>>>

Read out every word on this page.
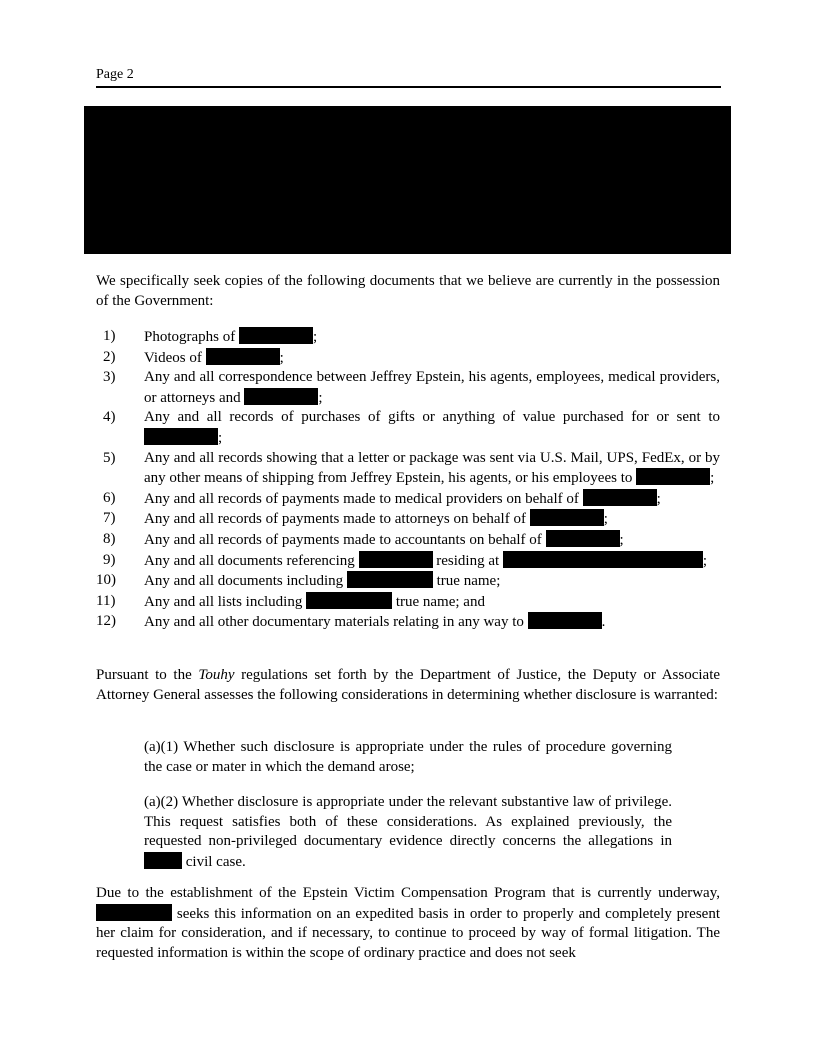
Page 2

We specifically seek copies of the following documents that we believe are currently in the possession of the Government:

1)	Photographs of	;
2)	Videos of	;
3)	Any and all correspondence between Jeffrey Epstein, his agents, employees, medical providers, or attorneys and	;
4)	Any and all records of purchases of gifts or anything of value purchased for or sent to ;
5)	Any and all records showing that a letter or package was sent via U.S. Mail, UPS, FedEx, or by any other means of shipping from Jeffrey Epstein, his agents, or his employees to	;
6)	Any and all records of payments made to medical providers on behalf of	;
7)	Any and all records of payments made to attorneys on behalf of	;
8)	Any and all records of payments made to accountants on behalf of	;
9)	Any and all documents referencing	residing at	;
10)	Any and all documents including	true name;
11)	Any and all lists including	true name; and
12)	Any and all other documentary materials relating in any way to	.

Pursuant to the Touhy regulations set forth by the Department of Justice, the Deputy or Associate Attorney General assesses the following considerations in determining whether disclosure is warranted:

(a)(1) Whether such disclosure is appropriate under the rules of procedure governing the case or mater in which the demand arose;

(a)(2) Whether disclosure is appropriate under the relevant substantive law of privilege. This request satisfies both of these considerations. As explained previously, the requested non-privileged documentary evidence directly concerns the allegations in  civil case.

Due to the establishment of the Epstein Victim Compensation Program that is currently underway,  seeks this information on an expedited basis in order to properly and completely present her claim for consideration, and if necessary, to continue to proceed by way of formal litigation. The requested information is within the scope of ordinary practice and does not seek
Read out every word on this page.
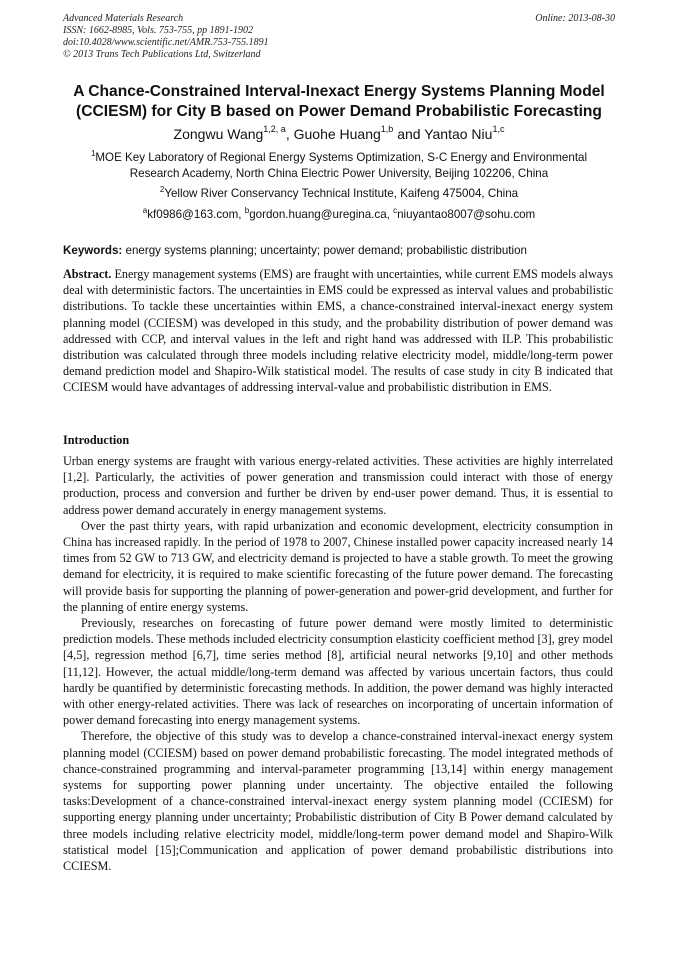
Advanced Materials Research
ISSN: 1662-8985, Vols. 753-755, pp 1891-1902
doi:10.4028/www.scientific.net/AMR.753-755.1891
© 2013 Trans Tech Publications Ltd, Switzerland
Online: 2013-08-30
A Chance-Constrained Interval-Inexact Energy Systems Planning Model
(CCIESM) for City B based on Power Demand Probabilistic Forecasting
Zongwu Wang$^{1,2, a}$, Guohe Huang$^{1,b}$ and Yantao Niu$^{1,c}$
$^1$MOE Key Laboratory of Regional Energy Systems Optimization, S-C Energy and Environmental
Research Academy, North China Electric Power University, Beijing 102206, China
$^2$Yellow River Conservancy Technical Institute, Kaifeng 475004, China
$^a$kf0986@163.com, $^b$gordon.huang@uregina.ca, $^c$niuyantao8007@sohu.com
Keywords: energy systems planning; uncertainty; power demand; probabilistic distribution
Abstract. Energy management systems (EMS) are fraught with uncertainties, while current EMS models always deal with deterministic factors. The uncertainties in EMS could be expressed as interval values and probabilistic distributions. To tackle these uncertainties within EMS, a chance-constrained interval-inexact energy system planning model (CCIESM) was developed in this study, and the probability distribution of power demand was addressed with CCP, and interval values in the left and right hand was addressed with ILP. This probabilistic distribution was calculated through three models including relative electricity model, middle/long-term power demand prediction model and Shapiro-Wilk statistical model. The results of case study in city B indicated that CCIESM would have advantages of addressing interval-value and probabilistic distribution in EMS.
Introduction

Urban energy systems are fraught with various energy-related activities. These activities are highly interrelated [1,2]. Particularly, the activities of power generation and transmission could interact with those of energy production, process and conversion and further be driven by end-user power demand. Thus, it is essential to address power demand accurately in energy management systems.

Over the past thirty years, with rapid urbanization and economic development, electricity consumption in China has increased rapidly. In the period of 1978 to 2007, Chinese installed power capacity increased nearly 14 times from 52 GW to 713 GW, and electricity demand is projected to have a stable growth. To meet the growing demand for electricity, it is required to make scientific forecasting of the future power demand. The forecasting will provide basis for supporting the planning of power-generation and power-grid development, and further for the planning of entire energy systems.

Previously, researches on forecasting of future power demand were mostly limited to deterministic prediction models. These methods included electricity consumption elasticity coefficient method [3], grey model [4,5], regression method [6,7], time series method [8], artificial neural networks [9,10] and other methods [11,12]. However, the actual middle/long-term demand was affected by various uncertain factors, thus could hardly be quantified by deterministic forecasting methods. In addition, the power demand was highly interacted with other energy-related activities. There was lack of researches on incorporating of uncertain information of power demand forecasting into energy management systems.

Therefore, the objective of this study was to develop a chance-constrained interval-inexact energy system planning model (CCIESM) based on power demand probabilistic forecasting. The model integrated methods of chance-constrained programming and interval-parameter programming [13,14] within energy management systems for supporting power planning under uncertainty. The objective entailed the following tasks:Development of a chance-constrained interval-inexact energy system planning model (CCIESM) for supporting energy planning under uncertainty; Probabilistic distribution of City B Power demand calculated by three models including relative electricity model, middle/long-term power demand model and Shapiro-Wilk statistical model [15];Communication and application of power demand probabilistic distributions into CCIESM.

<<<

### DIRECTION
Among the entries above, how many lines hold the word "behalf"? Reply with only that number.

### EXERCISE RESULT
3